* [Exercise]:
All lines below must be repeated exactly, with the pictures omitted.

* [Data provided]:
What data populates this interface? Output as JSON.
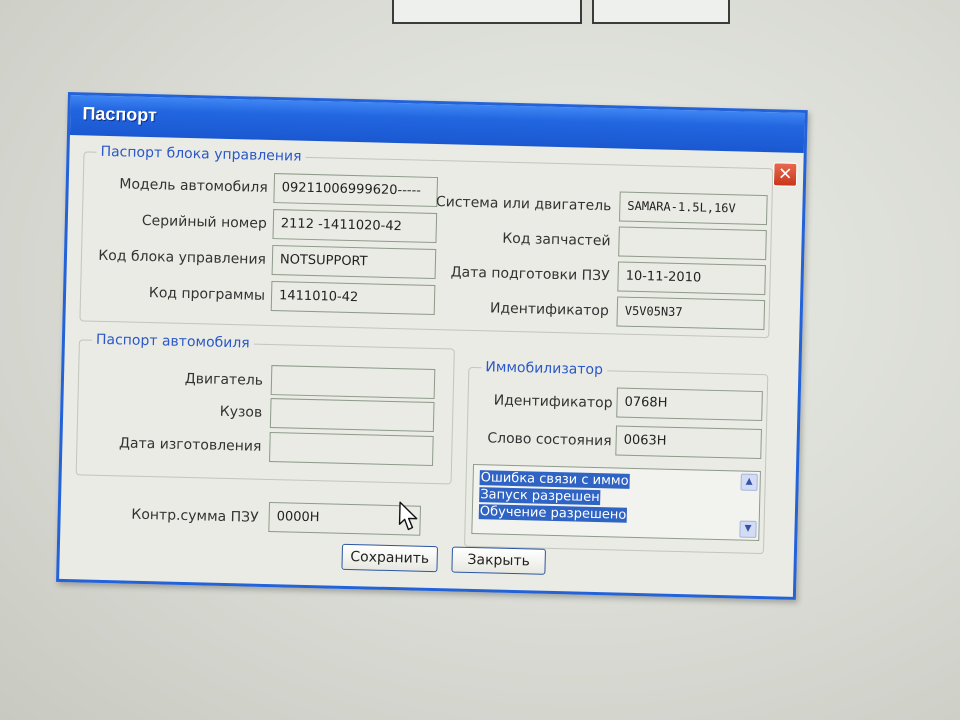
{
  "window": {
    "title": "Паспорт",
    "close_icon": "✕"
  },
  "ecu_passport": {
    "legend": "Паспорт блока управления",
    "model_label": "Модель автомобиля",
    "model_value": "09211006999620-----",
    "serial_label": "Серийный номер",
    "serial_value": "2112 -1411020-42",
    "ecu_code_label": "Код блока управления",
    "ecu_code_value": "NOTSUPPORT",
    "program_code_label": "Код программы",
    "program_code_value": "1411010-42",
    "system_label": "Система или двигатель",
    "system_value": "SAMARA-1.5L,16V",
    "parts_code_label": "Код запчастей",
    "parts_code_value": "",
    "rom_date_label": "Дата подготовки ПЗУ",
    "rom_date_value": "10-11-2010",
    "identifier_label": "Идентификатор",
    "identifier_value": "V5V05N37"
  },
  "car_passport": {
    "legend": "Паспорт автомобиля",
    "engine_label": "Двигатель",
    "engine_value": "",
    "body_label": "Кузов",
    "body_value": "",
    "manufacture_date_label": "Дата изготовления",
    "manufacture_date_value": ""
  },
  "immobilizer": {
    "legend": "Иммобилизатор",
    "identifier_label": "Идентификатор",
    "identifier_value": "0768H",
    "status_word_label": "Слово состояния",
    "status_word_value": "0063H",
    "messages": [
      "Ошибка связи с иммо",
      "Запуск разрешен",
      "Обучение разрешено"
    ]
  },
  "rom_checksum": {
    "label": "Контр.сумма ПЗУ",
    "value": "0000H"
  },
  "buttons": {
    "save_label": "Сохранить",
    "close_label": "Закрыть"
  },
  "colors": {
    "titlebar": "#2266e0",
    "legend_text": "#2b58c8",
    "selection": "#2f64c4",
    "close_button": "#d24a2e"
  }
}
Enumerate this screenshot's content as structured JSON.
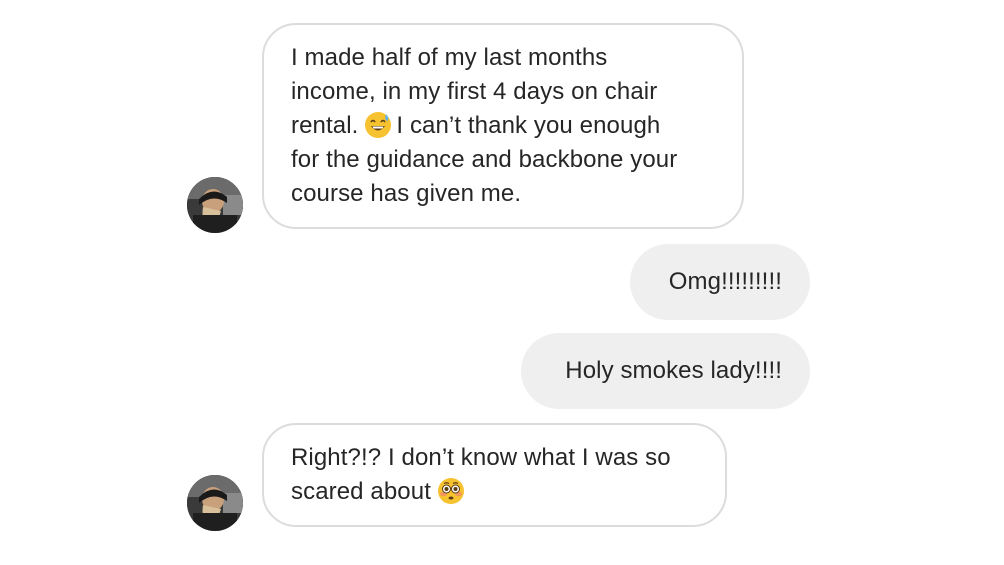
{
  "conversation": {
    "messages": [
      {
        "direction": "received",
        "lines_before": [
          "I made half of my last months",
          "income, in my first 4 days on chair"
        ],
        "inline_before_emoji": "rental.",
        "emoji": "grinning-face-with-sweat-emoji",
        "inline_after_emoji": "I can’t thank you enough",
        "lines_after": [
          "for the guidance and backbone your",
          "course has given me."
        ]
      },
      {
        "direction": "sent",
        "text": "Omg!!!!!!!!!"
      },
      {
        "direction": "sent",
        "text": "Holy smokes lady!!!!"
      },
      {
        "direction": "received",
        "line_1": "Right?!? I don’t know what I was so",
        "inline_before_emoji": "scared about",
        "emoji": "flushed-face-emoji"
      }
    ]
  },
  "colors": {
    "received_bubble_border": "#dcdcdc",
    "received_bubble_bg": "#ffffff",
    "sent_bubble_bg": "#efefef",
    "text": "#262626"
  }
}
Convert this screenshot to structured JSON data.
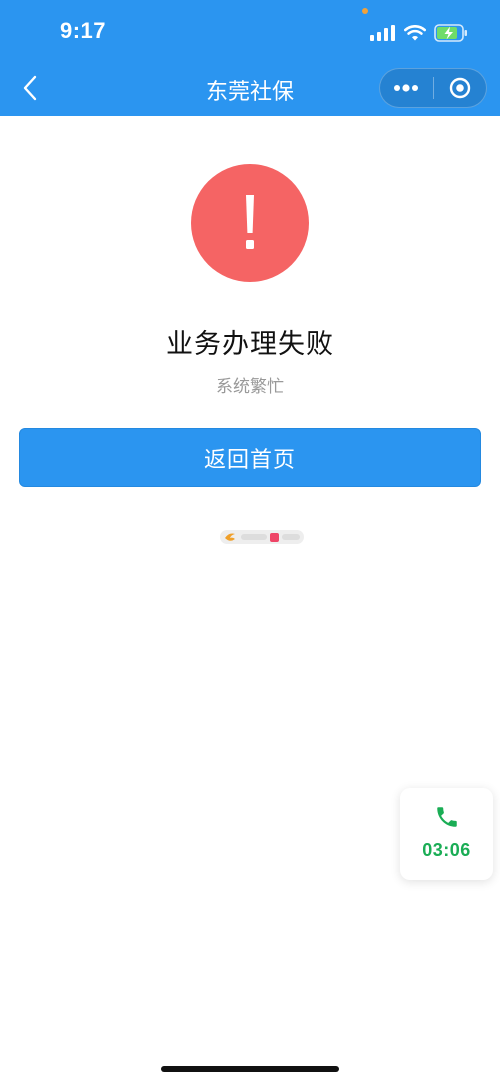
{
  "status_bar": {
    "time": "9:17",
    "icons": [
      "signal-icon",
      "wifi-icon",
      "battery-charging-icon"
    ]
  },
  "nav": {
    "title": "东莞社保",
    "back_icon": "chevron-left-icon",
    "more_icon": "more-dots-icon",
    "close_icon": "target-close-icon"
  },
  "result": {
    "icon": "exclamation-icon",
    "title": "业务办理失败",
    "subtitle": "系统繁忙"
  },
  "actions": {
    "home_button_label": "返回首页"
  },
  "call_widget": {
    "icon": "phone-icon",
    "timer": "03:06"
  },
  "colors": {
    "primary": "#2b95f0",
    "error": "#f56464",
    "call_green": "#1aad55"
  }
}
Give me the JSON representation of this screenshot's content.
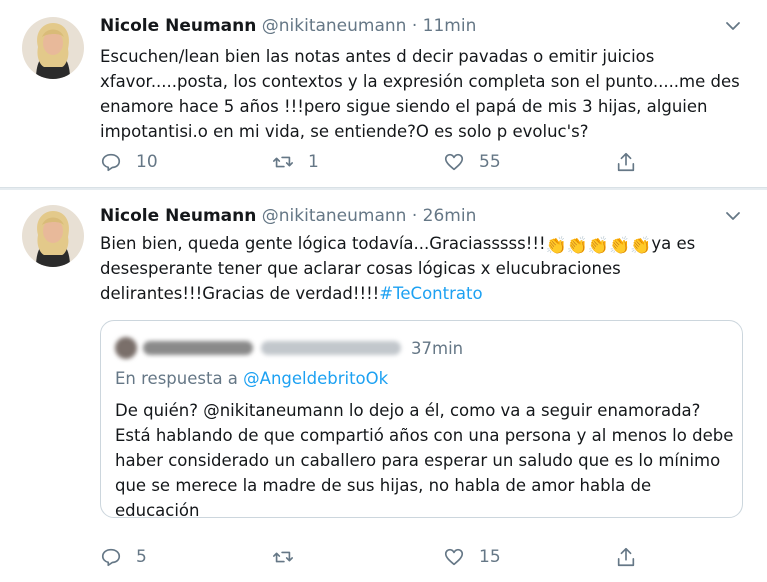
{
  "tweets": [
    {
      "author_name": "Nicole Neumann",
      "handle": "@nikitaneumann",
      "separator": "·",
      "time": "11min",
      "text": "Escuchen/lean bien las notas antes d decir pavadas o emitir juicios xfavor.....posta, los contextos y la expresión completa son el punto.....me des enamore hace 5 años !!!pero sigue siendo el papá de mis 3 hijas, alguien impotantisi.o en mi vida, se entiende?O es solo p evoluc's?",
      "reply_count": "10",
      "retweet_count": "1",
      "like_count": "55"
    },
    {
      "author_name": "Nicole Neumann",
      "handle": "@nikitaneumann",
      "separator": "·",
      "time": "26min",
      "text_before": "Bien bien, queda gente lógica todavía...Graciasssss!!!",
      "claps": "👏👏👏👏👏",
      "text_after": "ya es desesperante tener que aclarar cosas lógicas x elucubraciones delirantes!!!Gracias de verdad!!!!",
      "hashtag": "#TeContrato",
      "reply_count": "5",
      "retweet_count": "",
      "like_count": "15",
      "quote": {
        "time": "37min",
        "reply_prefix": "En respuesta a",
        "reply_to": "@AngeldebritoOk",
        "text": "De quién? @nikitaneumann lo dejo a él, como va a seguir enamorada? Está hablando de que compartió años con una persona y al menos lo debe haber considerado un caballero para esperar un saludo que es lo mínimo que se merece la madre de sus hijas, no habla de amor habla de educación"
      }
    }
  ],
  "icons": {
    "reply": "reply-icon",
    "retweet": "retweet-icon",
    "like": "heart-icon",
    "share": "share-icon",
    "caret": "chevron-down-icon"
  },
  "colors": {
    "link": "#1da1f2",
    "muted": "#657786",
    "text": "#14171a",
    "border": "#ccd6dd"
  }
}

* [Solution to this exercise]:
What data populates this interface? Output as JSON.
{
  "window": {
    "title": "Паспорт",
    "close_icon": "✕"
  },
  "ecu_passport": {
    "legend": "Паспорт блока управления",
    "model_label": "Модель автомобиля",
    "model_value": "09211006999620-----",
    "serial_label": "Серийный номер",
    "serial_value": "2112 -1411020-42",
    "ecu_code_label": "Код блока управления",
    "ecu_code_value": "NOTSUPPORT",
    "program_code_label": "Код программы",
    "program_code_value": "1411010-42",
    "system_label": "Система или двигатель",
    "system_value": "SAMARA-1.5L,16V",
    "parts_code_label": "Код запчастей",
    "parts_code_value": "",
    "rom_date_label": "Дата подготовки ПЗУ",
    "rom_date_value": "10-11-2010",
    "identifier_label": "Идентификатор",
    "identifier_value": "V5V05N37"
  },
  "car_passport": {
    "legend": "Паспорт автомобиля",
    "engine_label": "Двигатель",
    "engine_value": "",
    "body_label": "Кузов",
    "body_value": "",
    "manufacture_date_label": "Дата изготовления",
    "manufacture_date_value": ""
  },
  "immobilizer": {
    "legend": "Иммобилизатор",
    "identifier_label": "Идентификатор",
    "identifier_value": "0768H",
    "status_word_label": "Слово состояния",
    "status_word_value": "0063H",
    "messages": [
      "Ошибка связи с иммо",
      "Запуск разрешен",
      "Обучение разрешено"
    ]
  },
  "rom_checksum": {
    "label": "Контр.сумма ПЗУ",
    "value": "0000H"
  },
  "buttons": {
    "save_label": "Сохранить",
    "close_label": "Закрыть"
  },
  "colors": {
    "titlebar": "#2266e0",
    "legend_text": "#2b58c8",
    "selection": "#2f64c4",
    "close_button": "#d24a2e"
  }
}
Enumerate this screenshot's content as structured JSON.
{
  "conversation": {
    "messages": [
      {
        "direction": "received",
        "lines_before": [
          "I made half of my last months",
          "income, in my first 4 days on chair"
        ],
        "inline_before_emoji": "rental.",
        "emoji": "grinning-face-with-sweat-emoji",
        "inline_after_emoji": "I can’t thank you enough",
        "lines_after": [
          "for the guidance and backbone your",
          "course has given me."
        ]
      },
      {
        "direction": "sent",
        "text": "Omg!!!!!!!!!"
      },
      {
        "direction": "sent",
        "text": "Holy smokes lady!!!!"
      },
      {
        "direction": "received",
        "line_1": "Right?!? I don’t know what I was so",
        "inline_before_emoji": "scared about",
        "emoji": "flushed-face-emoji"
      }
    ]
  },
  "colors": {
    "received_bubble_border": "#dcdcdc",
    "received_bubble_bg": "#ffffff",
    "sent_bubble_bg": "#efefef",
    "text": "#262626"
  }
}
Convert this screenshot to structured JSON data.
{
  "status_bar": {
    "time": "9:17",
    "icons": [
      "signal-icon",
      "wifi-icon",
      "battery-charging-icon"
    ]
  },
  "nav": {
    "title": "东莞社保",
    "back_icon": "chevron-left-icon",
    "more_icon": "more-dots-icon",
    "close_icon": "target-close-icon"
  },
  "result": {
    "icon": "exclamation-icon",
    "title": "业务办理失败",
    "subtitle": "系统繁忙"
  },
  "actions": {
    "home_button_label": "返回首页"
  },
  "call_widget": {
    "icon": "phone-icon",
    "timer": "03:06"
  },
  "colors": {
    "primary": "#2b95f0",
    "error": "#f56464",
    "call_green": "#1aad55"
  }
}
Give me the JSON representation of this screenshot's content.
{
  "tweets": [
    {
      "author_name": "Nicole Neumann",
      "handle": "@nikitaneumann",
      "separator": "·",
      "time": "11min",
      "text": "Escuchen/lean bien las notas antes d decir pavadas o emitir juicios xfavor.....posta, los contextos y la expresión completa son el punto.....me des enamore hace 5 años !!!pero sigue siendo el papá de mis 3 hijas, alguien impotantisi.o en mi vida, se entiende?O es solo p evoluc's?",
      "reply_count": "10",
      "retweet_count": "1",
      "like_count": "55"
    },
    {
      "author_name": "Nicole Neumann",
      "handle": "@nikitaneumann",
      "separator": "·",
      "time": "26min",
      "text_before": "Bien bien, queda gente lógica todavía...Graciasssss!!!",
      "claps": "👏👏👏👏👏",
      "text_after": "ya es desesperante tener que aclarar cosas lógicas x elucubraciones delirantes!!!Gracias de verdad!!!!",
      "hashtag": "#TeContrato",
      "reply_count": "5",
      "retweet_count": "",
      "like_count": "15",
      "quote": {
        "time": "37min",
        "reply_prefix": "En respuesta a",
        "reply_to": "@AngeldebritoOk",
        "text": "De quién? @nikitaneumann lo dejo a él, como va a seguir enamorada? Está hablando de que compartió años con una persona y al menos lo debe haber considerado un caballero para esperar un saludo que es lo mínimo que se merece la madre de sus hijas, no habla de amor habla de educación"
      }
    }
  ],
  "icons": {
    "reply": "reply-icon",
    "retweet": "retweet-icon",
    "like": "heart-icon",
    "share": "share-icon",
    "caret": "chevron-down-icon"
  },
  "colors": {
    "link": "#1da1f2",
    "muted": "#657786",
    "text": "#14171a",
    "border": "#ccd6dd"
  }
}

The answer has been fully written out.